Write out all the entries word for word and omit any pictures.

-- INPUT MATERIAL start --

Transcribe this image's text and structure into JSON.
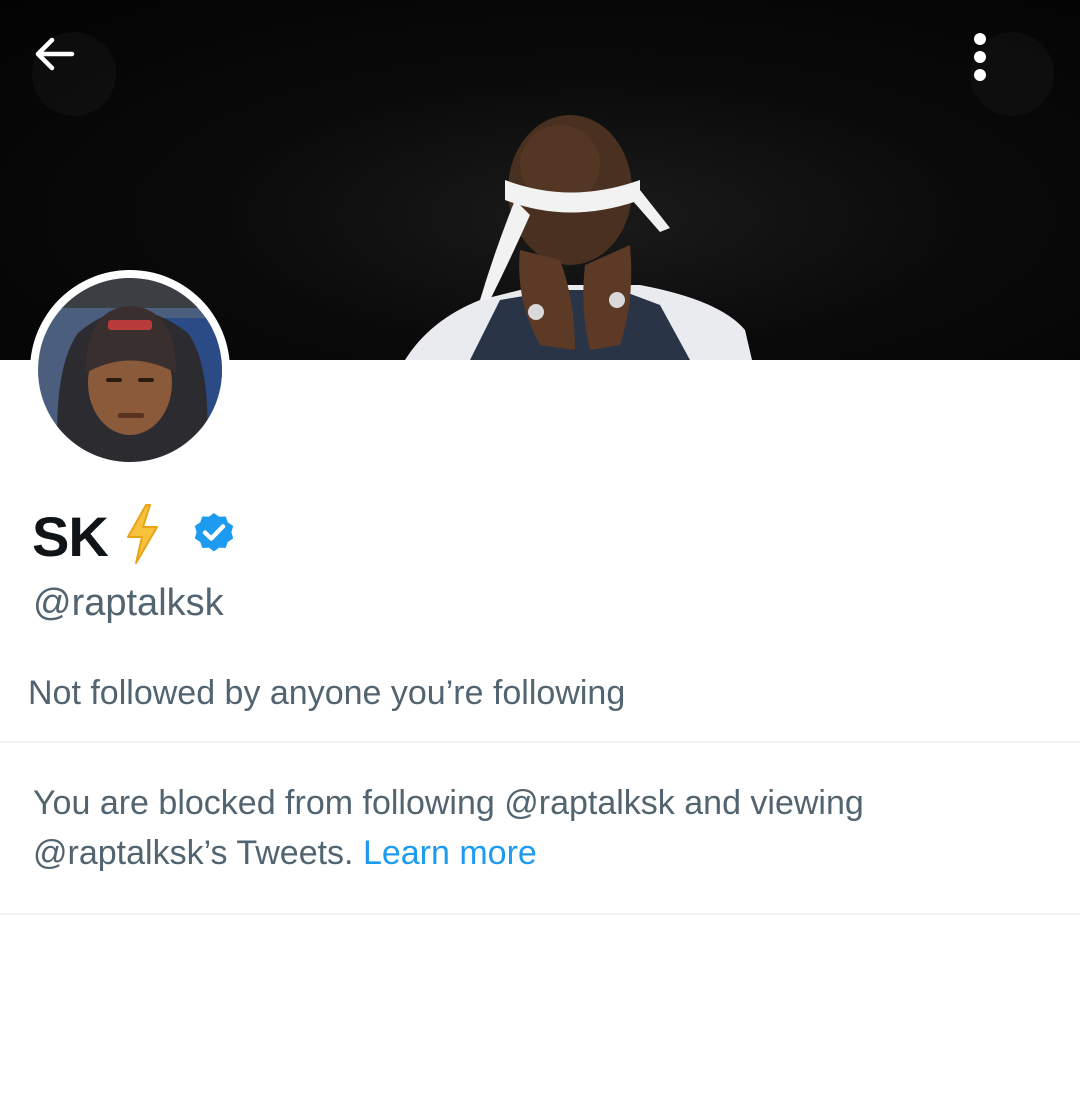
{
  "header": {
    "back_icon": "arrow-left-icon",
    "more_icon": "more-vertical-icon"
  },
  "profile": {
    "display_name": "SK",
    "name_emoji": "lightning-bolt",
    "verified_icon": "verified-badge-icon",
    "handle": "@raptalksk",
    "followed_by_text": "Not followed by anyone you’re following"
  },
  "blocked_notice": {
    "line_1": "You are blocked from following @raptalksk and viewing",
    "line_2": "@raptalksk’s Tweets.",
    "learn_more_label": "Learn more"
  },
  "colors": {
    "text_primary": "#0f1419",
    "text_secondary": "#536471",
    "link": "#1d9bf0",
    "verified": "#1d9bf0",
    "divider": "#eff3f4"
  }
}
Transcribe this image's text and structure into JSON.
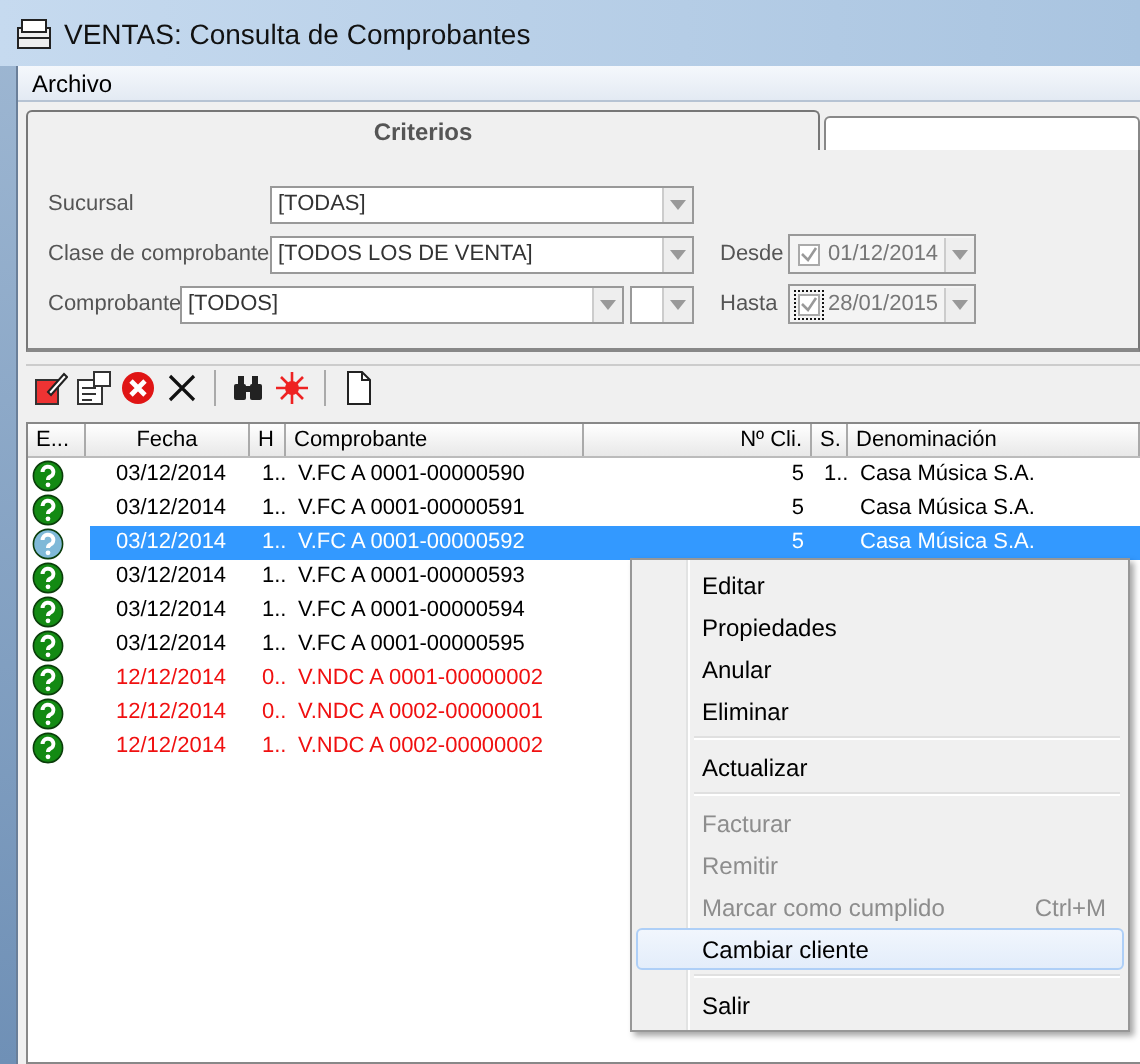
{
  "window": {
    "title": "VENTAS: Consulta de Comprobantes"
  },
  "menu_bar": [
    "Archivo"
  ],
  "tabs": [
    {
      "label": "Criterios",
      "selected": true
    },
    {
      "selected": false
    }
  ],
  "criteria": {
    "sucursal": {
      "label": "Sucursal",
      "value": "[TODAS]"
    },
    "clase": {
      "label": "Clase de comprobante",
      "value": "[TODOS LOS DE VENTA]"
    },
    "comprobante": {
      "label": "Comprobante",
      "value": "[TODOS]"
    },
    "desde": {
      "label": "Desde",
      "checked": true,
      "focused": false,
      "value": "01/12/2014"
    },
    "hasta": {
      "label": "Hasta",
      "checked": true,
      "focused": true,
      "value": "28/01/2015"
    }
  },
  "table": {
    "columns": [
      "E...",
      "Fecha",
      "H",
      "Comprobante",
      "Nº Cli.",
      "S.",
      "Denominación"
    ],
    "rows": [
      {
        "kind": "invoice",
        "selected": false,
        "fecha": "03/12/2014",
        "h": "1..",
        "comprobante": "V.FC A 0001-00000590",
        "cliente": "5",
        "s": "1..",
        "denominacion": "Casa Música S.A."
      },
      {
        "kind": "invoice",
        "selected": false,
        "fecha": "03/12/2014",
        "h": "1..",
        "comprobante": "V.FC A 0001-00000591",
        "cliente": "5",
        "denominacion": "Casa Música S.A."
      },
      {
        "kind": "invoice",
        "selected": true,
        "fecha": "03/12/2014",
        "h": "1..",
        "comprobante": "V.FC A 0001-00000592",
        "cliente": "5",
        "denominacion": "Casa Música S.A."
      },
      {
        "kind": "invoice",
        "selected": false,
        "fecha": "03/12/2014",
        "h": "1..",
        "comprobante": "V.FC A 0001-00000593"
      },
      {
        "kind": "invoice",
        "selected": false,
        "fecha": "03/12/2014",
        "h": "1..",
        "comprobante": "V.FC A 0001-00000594"
      },
      {
        "kind": "invoice",
        "selected": false,
        "fecha": "03/12/2014",
        "h": "1..",
        "comprobante": "V.FC A 0001-00000595"
      },
      {
        "kind": "credit_note",
        "selected": false,
        "fecha": "12/12/2014",
        "h": "0..",
        "comprobante": "V.NDC A 0001-00000002"
      },
      {
        "kind": "credit_note",
        "selected": false,
        "fecha": "12/12/2014",
        "h": "0..",
        "comprobante": "V.NDC A 0002-00000001"
      },
      {
        "kind": "credit_note",
        "selected": false,
        "fecha": "12/12/2014",
        "h": "1..",
        "comprobante": "V.NDC A 0002-00000002"
      }
    ]
  },
  "context_menu": {
    "items": [
      {
        "kind": "item",
        "label": "Editar",
        "disabled": false,
        "selected": false
      },
      {
        "kind": "item",
        "label": "Propiedades",
        "disabled": false,
        "selected": false
      },
      {
        "kind": "item",
        "label": "Anular",
        "disabled": false,
        "selected": false
      },
      {
        "kind": "item",
        "label": "Eliminar",
        "disabled": false,
        "selected": false
      },
      {
        "kind": "separator"
      },
      {
        "kind": "item",
        "label": "Actualizar",
        "disabled": false,
        "selected": false
      },
      {
        "kind": "separator"
      },
      {
        "kind": "item",
        "label": "Facturar",
        "disabled": true,
        "selected": false
      },
      {
        "kind": "item",
        "label": "Remitir",
        "disabled": true,
        "selected": false
      },
      {
        "kind": "item",
        "label": "Marcar como cumplido",
        "shortcut": "Ctrl+M",
        "disabled": true,
        "selected": false
      },
      {
        "kind": "item",
        "label": "Cambiar cliente",
        "disabled": false,
        "selected": true
      },
      {
        "kind": "separator"
      },
      {
        "kind": "item",
        "label": "Salir",
        "disabled": false,
        "selected": false
      }
    ]
  }
}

-- INPUT MATERIAL end --

[OUTPUT OF THE EXERCISE]:
Transcribe this image's text and structure into JSON.
{
  "header": {
    "back_icon": "arrow-left-icon",
    "more_icon": "more-vertical-icon"
  },
  "profile": {
    "display_name": "SK",
    "name_emoji": "lightning-bolt",
    "verified_icon": "verified-badge-icon",
    "handle": "@raptalksk",
    "followed_by_text": "Not followed by anyone you’re following"
  },
  "blocked_notice": {
    "line_1": "You are blocked from following @raptalksk and viewing",
    "line_2": "@raptalksk’s Tweets.",
    "learn_more_label": "Learn more"
  },
  "colors": {
    "text_primary": "#0f1419",
    "text_secondary": "#536471",
    "link": "#1d9bf0",
    "verified": "#1d9bf0",
    "divider": "#eff3f4"
  }
}
Transcribe this image's text and structure into JSON.
{
  "window": {
    "title": "VENTAS: Consulta de Comprobantes"
  },
  "menu_bar": [
    "Archivo"
  ],
  "tabs": [
    {
      "label": "Criterios",
      "selected": true
    },
    {
      "selected": false
    }
  ],
  "criteria": {
    "sucursal": {
      "label": "Sucursal",
      "value": "[TODAS]"
    },
    "clase": {
      "label": "Clase de comprobante",
      "value": "[TODOS LOS DE VENTA]"
    },
    "comprobante": {
      "label": "Comprobante",
      "value": "[TODOS]"
    },
    "desde": {
      "label": "Desde",
      "checked": true,
      "focused": false,
      "value": "01/12/2014"
    },
    "hasta": {
      "label": "Hasta",
      "checked": true,
      "focused": true,
      "value": "28/01/2015"
    }
  },
  "table": {
    "columns": [
      "E...",
      "Fecha",
      "H",
      "Comprobante",
      "Nº Cli.",
      "S.",
      "Denominación"
    ],
    "rows": [
      {
        "kind": "invoice",
        "selected": false,
        "fecha": "03/12/2014",
        "h": "1..",
        "comprobante": "V.FC A 0001-00000590",
        "cliente": "5",
        "s": "1..",
        "denominacion": "Casa Música S.A."
      },
      {
        "kind": "invoice",
        "selected": false,
        "fecha": "03/12/2014",
        "h": "1..",
        "comprobante": "V.FC A 0001-00000591",
        "cliente": "5",
        "denominacion": "Casa Música S.A."
      },
      {
        "kind": "invoice",
        "selected": true,
        "fecha": "03/12/2014",
        "h": "1..",
        "comprobante": "V.FC A 0001-00000592",
        "cliente": "5",
        "denominacion": "Casa Música S.A."
      },
      {
        "kind": "invoice",
        "selected": false,
        "fecha": "03/12/2014",
        "h": "1..",
        "comprobante": "V.FC A 0001-00000593"
      },
      {
        "kind": "invoice",
        "selected": false,
        "fecha": "03/12/2014",
        "h": "1..",
        "comprobante": "V.FC A 0001-00000594"
      },
      {
        "kind": "invoice",
        "selected": false,
        "fecha": "03/12/2014",
        "h": "1..",
        "comprobante": "V.FC A 0001-00000595"
      },
      {
        "kind": "credit_note",
        "selected": false,
        "fecha": "12/12/2014",
        "h": "0..",
        "comprobante": "V.NDC A 0001-00000002"
      },
      {
        "kind": "credit_note",
        "selected": false,
        "fecha": "12/12/2014",
        "h": "0..",
        "comprobante": "V.NDC A 0002-00000001"
      },
      {
        "kind": "credit_note",
        "selected": false,
        "fecha": "12/12/2014",
        "h": "1..",
        "comprobante": "V.NDC A 0002-00000002"
      }
    ]
  },
  "context_menu": {
    "items": [
      {
        "kind": "item",
        "label": "Editar",
        "disabled": false,
        "selected": false
      },
      {
        "kind": "item",
        "label": "Propiedades",
        "disabled": false,
        "selected": false
      },
      {
        "kind": "item",
        "label": "Anular",
        "disabled": false,
        "selected": false
      },
      {
        "kind": "item",
        "label": "Eliminar",
        "disabled": false,
        "selected": false
      },
      {
        "kind": "separator"
      },
      {
        "kind": "item",
        "label": "Actualizar",
        "disabled": false,
        "selected": false
      },
      {
        "kind": "separator"
      },
      {
        "kind": "item",
        "label": "Facturar",
        "disabled": true,
        "selected": false
      },
      {
        "kind": "item",
        "label": "Remitir",
        "disabled": true,
        "selected": false
      },
      {
        "kind": "item",
        "label": "Marcar como cumplido",
        "shortcut": "Ctrl+M",
        "disabled": true,
        "selected": false
      },
      {
        "kind": "item",
        "label": "Cambiar cliente",
        "disabled": false,
        "selected": true
      },
      {
        "kind": "separator"
      },
      {
        "kind": "item",
        "label": "Salir",
        "disabled": false,
        "selected": false
      }
    ]
  }
}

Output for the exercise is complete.